What the exercise asks |
Scan the entries below for the word "Force". Copy each line that has it.

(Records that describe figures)
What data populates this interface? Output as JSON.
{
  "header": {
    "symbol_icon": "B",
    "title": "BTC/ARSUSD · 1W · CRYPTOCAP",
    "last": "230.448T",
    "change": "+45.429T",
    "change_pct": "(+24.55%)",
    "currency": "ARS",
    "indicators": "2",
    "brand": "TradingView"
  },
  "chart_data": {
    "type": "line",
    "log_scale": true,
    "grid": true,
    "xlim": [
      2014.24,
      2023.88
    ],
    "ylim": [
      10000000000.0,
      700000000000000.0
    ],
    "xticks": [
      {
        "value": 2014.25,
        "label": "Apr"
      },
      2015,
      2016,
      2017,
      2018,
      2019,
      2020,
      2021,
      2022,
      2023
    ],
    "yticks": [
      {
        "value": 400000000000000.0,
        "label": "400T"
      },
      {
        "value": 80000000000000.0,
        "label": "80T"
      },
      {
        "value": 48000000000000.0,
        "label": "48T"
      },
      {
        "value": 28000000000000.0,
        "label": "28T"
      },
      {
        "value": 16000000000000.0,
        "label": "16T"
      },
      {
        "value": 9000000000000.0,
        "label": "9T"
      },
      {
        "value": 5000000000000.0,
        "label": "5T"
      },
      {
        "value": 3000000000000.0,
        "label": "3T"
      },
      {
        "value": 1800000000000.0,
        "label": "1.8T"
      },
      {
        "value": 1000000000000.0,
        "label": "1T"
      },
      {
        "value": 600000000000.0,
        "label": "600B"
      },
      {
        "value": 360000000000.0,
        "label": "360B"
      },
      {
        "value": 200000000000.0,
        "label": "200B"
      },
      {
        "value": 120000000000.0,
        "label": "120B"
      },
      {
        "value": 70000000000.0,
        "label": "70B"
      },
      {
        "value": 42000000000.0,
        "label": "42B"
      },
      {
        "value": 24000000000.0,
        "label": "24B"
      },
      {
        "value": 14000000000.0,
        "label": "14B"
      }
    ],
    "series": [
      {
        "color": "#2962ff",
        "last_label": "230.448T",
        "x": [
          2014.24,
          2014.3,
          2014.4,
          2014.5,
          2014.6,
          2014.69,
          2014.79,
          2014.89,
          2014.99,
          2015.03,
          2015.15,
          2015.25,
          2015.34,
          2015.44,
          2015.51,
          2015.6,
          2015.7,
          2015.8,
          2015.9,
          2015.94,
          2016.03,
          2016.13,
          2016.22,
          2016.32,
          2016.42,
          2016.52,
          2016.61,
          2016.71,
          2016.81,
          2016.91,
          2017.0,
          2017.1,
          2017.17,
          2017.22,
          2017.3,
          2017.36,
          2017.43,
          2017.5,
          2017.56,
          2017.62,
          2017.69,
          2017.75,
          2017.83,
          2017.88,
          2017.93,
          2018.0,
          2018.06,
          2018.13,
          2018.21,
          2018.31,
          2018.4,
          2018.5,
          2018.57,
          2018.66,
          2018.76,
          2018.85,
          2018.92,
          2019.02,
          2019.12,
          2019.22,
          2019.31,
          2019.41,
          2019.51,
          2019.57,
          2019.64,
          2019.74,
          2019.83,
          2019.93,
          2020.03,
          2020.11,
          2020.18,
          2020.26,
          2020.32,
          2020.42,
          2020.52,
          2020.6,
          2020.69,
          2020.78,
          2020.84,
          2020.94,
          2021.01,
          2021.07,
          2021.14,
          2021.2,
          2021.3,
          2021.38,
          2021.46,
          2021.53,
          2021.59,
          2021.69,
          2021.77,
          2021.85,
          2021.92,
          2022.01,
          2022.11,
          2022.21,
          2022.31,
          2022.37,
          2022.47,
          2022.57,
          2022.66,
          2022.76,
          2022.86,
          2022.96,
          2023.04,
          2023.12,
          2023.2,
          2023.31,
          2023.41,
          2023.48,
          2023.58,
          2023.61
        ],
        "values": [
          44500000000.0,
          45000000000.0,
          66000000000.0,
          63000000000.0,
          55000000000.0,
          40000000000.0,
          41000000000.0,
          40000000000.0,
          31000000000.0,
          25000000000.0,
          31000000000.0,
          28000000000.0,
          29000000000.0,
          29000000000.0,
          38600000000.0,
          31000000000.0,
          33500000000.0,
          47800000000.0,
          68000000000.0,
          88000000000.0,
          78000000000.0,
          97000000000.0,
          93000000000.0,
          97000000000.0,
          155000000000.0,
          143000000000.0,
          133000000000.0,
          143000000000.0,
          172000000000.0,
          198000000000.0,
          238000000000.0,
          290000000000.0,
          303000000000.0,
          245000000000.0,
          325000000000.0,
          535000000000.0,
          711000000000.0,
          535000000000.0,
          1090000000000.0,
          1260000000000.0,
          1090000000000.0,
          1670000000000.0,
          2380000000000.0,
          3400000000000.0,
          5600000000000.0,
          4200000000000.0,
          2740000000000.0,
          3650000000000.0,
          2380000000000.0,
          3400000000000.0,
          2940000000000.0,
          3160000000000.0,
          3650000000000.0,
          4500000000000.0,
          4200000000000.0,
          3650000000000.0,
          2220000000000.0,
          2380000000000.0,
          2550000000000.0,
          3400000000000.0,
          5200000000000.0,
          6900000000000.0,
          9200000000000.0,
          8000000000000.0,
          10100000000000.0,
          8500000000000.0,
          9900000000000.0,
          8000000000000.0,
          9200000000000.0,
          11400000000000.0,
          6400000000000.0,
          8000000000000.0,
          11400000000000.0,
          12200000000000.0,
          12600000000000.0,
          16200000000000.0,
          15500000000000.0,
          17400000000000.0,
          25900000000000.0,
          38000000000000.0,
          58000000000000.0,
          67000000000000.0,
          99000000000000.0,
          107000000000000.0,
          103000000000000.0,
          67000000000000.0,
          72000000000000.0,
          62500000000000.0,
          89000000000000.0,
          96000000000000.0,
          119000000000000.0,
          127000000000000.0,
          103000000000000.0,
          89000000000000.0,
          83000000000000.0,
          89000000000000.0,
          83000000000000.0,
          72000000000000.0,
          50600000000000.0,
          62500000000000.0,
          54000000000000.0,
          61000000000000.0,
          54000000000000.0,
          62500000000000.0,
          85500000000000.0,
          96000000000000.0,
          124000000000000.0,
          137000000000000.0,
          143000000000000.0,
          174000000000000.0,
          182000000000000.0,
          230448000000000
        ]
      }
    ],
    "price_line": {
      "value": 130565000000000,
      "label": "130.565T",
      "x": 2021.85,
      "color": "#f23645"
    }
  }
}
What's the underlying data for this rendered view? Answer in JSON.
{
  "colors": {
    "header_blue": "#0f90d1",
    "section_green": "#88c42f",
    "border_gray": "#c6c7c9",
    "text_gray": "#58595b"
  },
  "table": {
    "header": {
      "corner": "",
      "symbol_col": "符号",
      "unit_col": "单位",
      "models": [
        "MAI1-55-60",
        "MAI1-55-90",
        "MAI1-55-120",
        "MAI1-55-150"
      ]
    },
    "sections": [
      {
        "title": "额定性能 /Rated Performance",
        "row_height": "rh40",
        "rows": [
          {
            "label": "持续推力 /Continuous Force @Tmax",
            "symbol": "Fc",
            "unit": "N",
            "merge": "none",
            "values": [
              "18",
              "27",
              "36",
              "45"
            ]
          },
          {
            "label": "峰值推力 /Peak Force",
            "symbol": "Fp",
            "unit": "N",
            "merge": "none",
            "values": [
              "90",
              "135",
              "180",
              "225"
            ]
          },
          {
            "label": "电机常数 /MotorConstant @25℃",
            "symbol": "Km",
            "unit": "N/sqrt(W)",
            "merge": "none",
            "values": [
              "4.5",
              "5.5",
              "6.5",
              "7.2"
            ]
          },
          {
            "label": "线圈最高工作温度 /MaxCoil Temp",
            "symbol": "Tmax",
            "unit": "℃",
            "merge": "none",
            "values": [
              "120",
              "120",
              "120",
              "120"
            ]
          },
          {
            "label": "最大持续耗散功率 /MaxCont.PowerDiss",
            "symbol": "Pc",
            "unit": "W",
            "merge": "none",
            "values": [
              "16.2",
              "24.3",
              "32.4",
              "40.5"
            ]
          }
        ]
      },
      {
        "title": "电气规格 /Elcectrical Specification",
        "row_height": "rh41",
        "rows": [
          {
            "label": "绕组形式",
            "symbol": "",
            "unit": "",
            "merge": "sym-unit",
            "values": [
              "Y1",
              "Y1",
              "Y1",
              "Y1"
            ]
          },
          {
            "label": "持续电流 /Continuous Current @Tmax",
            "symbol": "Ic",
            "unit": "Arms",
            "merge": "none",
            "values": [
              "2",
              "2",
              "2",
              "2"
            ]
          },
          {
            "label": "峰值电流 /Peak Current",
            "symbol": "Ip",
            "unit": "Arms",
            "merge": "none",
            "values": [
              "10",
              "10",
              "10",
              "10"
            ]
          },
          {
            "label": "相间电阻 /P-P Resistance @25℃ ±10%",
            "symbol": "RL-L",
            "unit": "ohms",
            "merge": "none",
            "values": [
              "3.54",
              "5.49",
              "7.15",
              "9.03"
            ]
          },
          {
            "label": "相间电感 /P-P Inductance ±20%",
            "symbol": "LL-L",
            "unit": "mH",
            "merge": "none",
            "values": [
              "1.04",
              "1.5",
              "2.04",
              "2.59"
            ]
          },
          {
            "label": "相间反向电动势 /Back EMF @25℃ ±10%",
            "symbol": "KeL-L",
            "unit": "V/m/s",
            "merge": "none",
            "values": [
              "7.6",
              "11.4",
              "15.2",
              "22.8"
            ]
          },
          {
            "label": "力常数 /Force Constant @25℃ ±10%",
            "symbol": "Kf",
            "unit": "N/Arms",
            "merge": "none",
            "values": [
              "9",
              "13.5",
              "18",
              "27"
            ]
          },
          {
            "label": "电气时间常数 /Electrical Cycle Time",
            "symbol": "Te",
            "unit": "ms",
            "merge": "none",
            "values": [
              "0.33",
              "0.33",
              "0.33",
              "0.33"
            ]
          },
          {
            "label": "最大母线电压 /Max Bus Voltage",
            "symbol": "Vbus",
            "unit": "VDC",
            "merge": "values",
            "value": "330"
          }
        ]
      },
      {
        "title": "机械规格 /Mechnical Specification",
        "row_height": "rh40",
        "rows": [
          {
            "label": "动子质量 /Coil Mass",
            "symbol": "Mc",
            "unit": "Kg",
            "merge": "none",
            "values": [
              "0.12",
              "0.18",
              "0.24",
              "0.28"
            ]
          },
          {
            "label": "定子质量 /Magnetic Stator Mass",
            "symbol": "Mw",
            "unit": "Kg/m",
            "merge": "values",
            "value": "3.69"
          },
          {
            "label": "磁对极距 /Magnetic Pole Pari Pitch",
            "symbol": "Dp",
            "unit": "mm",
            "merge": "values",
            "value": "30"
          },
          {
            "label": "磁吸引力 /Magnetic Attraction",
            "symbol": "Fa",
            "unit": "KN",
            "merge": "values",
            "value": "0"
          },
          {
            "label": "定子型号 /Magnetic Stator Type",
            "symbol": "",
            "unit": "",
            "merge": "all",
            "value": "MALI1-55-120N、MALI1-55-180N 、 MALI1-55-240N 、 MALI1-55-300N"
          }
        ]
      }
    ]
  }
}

Problem solution |
            "label": "持续推力 /Continuous Force @Tmax",
            "label": "峰值推力 /Peak Force",
            "label": "力常数 /Force Constant @25℃ ±10%",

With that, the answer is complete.